» **What you have to do**
Extract every entry word for word. Skip the pictures.

Stored data entries:
============
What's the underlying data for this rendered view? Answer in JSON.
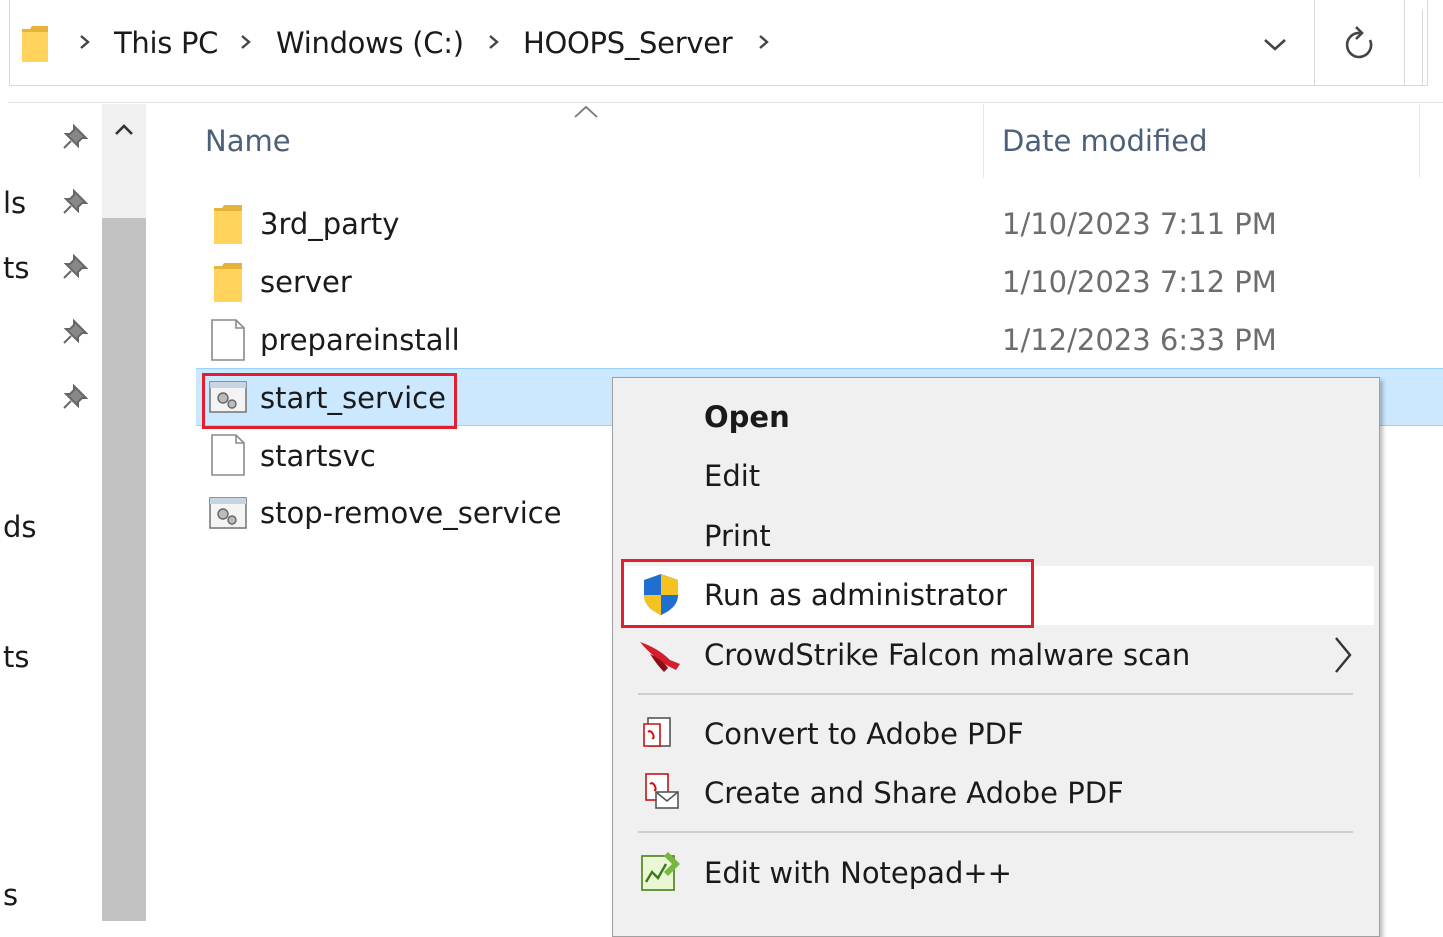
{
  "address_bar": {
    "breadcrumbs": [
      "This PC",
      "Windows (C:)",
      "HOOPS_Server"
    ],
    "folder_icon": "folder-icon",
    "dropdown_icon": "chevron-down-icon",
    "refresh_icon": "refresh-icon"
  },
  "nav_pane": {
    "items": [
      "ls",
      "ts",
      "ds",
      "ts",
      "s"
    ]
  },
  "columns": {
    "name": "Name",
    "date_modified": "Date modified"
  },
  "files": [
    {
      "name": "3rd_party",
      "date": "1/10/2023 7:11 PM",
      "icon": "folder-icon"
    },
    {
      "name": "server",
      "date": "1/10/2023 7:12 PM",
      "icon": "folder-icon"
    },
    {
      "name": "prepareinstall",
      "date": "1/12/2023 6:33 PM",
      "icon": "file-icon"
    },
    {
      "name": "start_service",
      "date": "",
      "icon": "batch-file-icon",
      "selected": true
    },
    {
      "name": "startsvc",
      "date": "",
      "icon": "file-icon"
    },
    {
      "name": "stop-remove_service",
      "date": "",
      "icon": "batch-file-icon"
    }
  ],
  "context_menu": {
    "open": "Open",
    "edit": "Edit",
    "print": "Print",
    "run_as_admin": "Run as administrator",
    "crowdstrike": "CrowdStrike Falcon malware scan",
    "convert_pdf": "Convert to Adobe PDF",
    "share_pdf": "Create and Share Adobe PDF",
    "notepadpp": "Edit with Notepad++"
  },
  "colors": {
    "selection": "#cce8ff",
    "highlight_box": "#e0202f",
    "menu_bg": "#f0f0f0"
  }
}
============
» **Result of the task**
What's the underlying data for this rendered view? Answer in JSON.
{
  "address_bar": {
    "breadcrumbs": [
      "This PC",
      "Windows (C:)",
      "HOOPS_Server"
    ],
    "folder_icon": "folder-icon",
    "dropdown_icon": "chevron-down-icon",
    "refresh_icon": "refresh-icon"
  },
  "nav_pane": {
    "items": [
      "ls",
      "ts",
      "ds",
      "ts",
      "s"
    ]
  },
  "columns": {
    "name": "Name",
    "date_modified": "Date modified"
  },
  "files": [
    {
      "name": "3rd_party",
      "date": "1/10/2023 7:11 PM",
      "icon": "folder-icon"
    },
    {
      "name": "server",
      "date": "1/10/2023 7:12 PM",
      "icon": "folder-icon"
    },
    {
      "name": "prepareinstall",
      "date": "1/12/2023 6:33 PM",
      "icon": "file-icon"
    },
    {
      "name": "start_service",
      "date": "",
      "icon": "batch-file-icon",
      "selected": true
    },
    {
      "name": "startsvc",
      "date": "",
      "icon": "file-icon"
    },
    {
      "name": "stop-remove_service",
      "date": "",
      "icon": "batch-file-icon"
    }
  ],
  "context_menu": {
    "open": "Open",
    "edit": "Edit",
    "print": "Print",
    "run_as_admin": "Run as administrator",
    "crowdstrike": "CrowdStrike Falcon malware scan",
    "convert_pdf": "Convert to Adobe PDF",
    "share_pdf": "Create and Share Adobe PDF",
    "notepadpp": "Edit with Notepad++"
  },
  "colors": {
    "selection": "#cce8ff",
    "highlight_box": "#e0202f",
    "menu_bg": "#f0f0f0"
  }
}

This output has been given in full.